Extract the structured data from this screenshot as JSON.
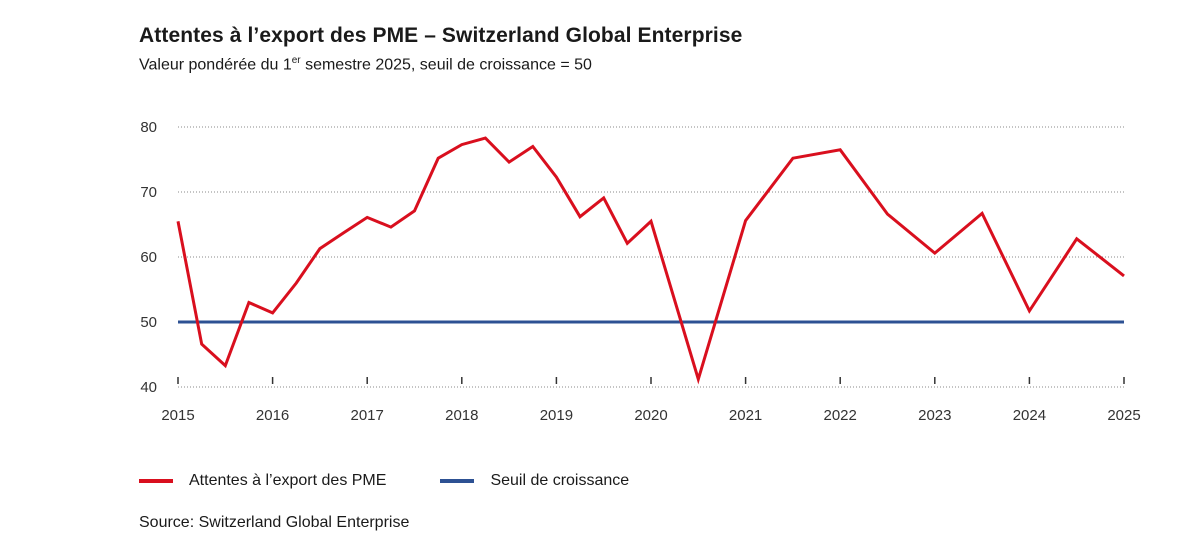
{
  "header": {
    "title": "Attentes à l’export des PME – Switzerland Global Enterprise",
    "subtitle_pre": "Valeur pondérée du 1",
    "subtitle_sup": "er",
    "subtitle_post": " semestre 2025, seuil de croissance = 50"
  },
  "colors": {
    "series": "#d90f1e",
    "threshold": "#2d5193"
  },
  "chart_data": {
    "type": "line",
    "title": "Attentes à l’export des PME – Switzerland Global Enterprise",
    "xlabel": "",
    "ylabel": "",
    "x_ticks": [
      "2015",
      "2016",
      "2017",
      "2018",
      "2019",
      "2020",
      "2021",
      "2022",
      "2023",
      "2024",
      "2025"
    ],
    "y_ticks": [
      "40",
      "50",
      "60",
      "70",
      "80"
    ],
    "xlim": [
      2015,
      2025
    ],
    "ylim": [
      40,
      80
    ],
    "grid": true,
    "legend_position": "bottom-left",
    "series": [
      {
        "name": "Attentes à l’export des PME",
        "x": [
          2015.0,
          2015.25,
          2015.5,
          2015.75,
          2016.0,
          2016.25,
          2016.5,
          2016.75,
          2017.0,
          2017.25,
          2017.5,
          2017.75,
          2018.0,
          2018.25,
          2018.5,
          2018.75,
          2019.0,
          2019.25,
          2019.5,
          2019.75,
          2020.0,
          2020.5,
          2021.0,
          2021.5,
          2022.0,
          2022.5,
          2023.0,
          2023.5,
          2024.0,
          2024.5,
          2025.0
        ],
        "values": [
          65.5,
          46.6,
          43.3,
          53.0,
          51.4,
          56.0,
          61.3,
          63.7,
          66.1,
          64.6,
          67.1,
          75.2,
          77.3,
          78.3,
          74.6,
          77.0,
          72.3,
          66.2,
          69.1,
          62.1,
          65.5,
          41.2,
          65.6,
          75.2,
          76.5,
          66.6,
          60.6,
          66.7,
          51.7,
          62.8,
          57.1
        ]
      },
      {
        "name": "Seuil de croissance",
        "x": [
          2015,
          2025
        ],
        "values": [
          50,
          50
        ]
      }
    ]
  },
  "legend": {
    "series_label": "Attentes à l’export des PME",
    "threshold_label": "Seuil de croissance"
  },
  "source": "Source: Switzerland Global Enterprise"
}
---*---
Of the lines in the data above, how many contain the word "name"? Give only that figure.

2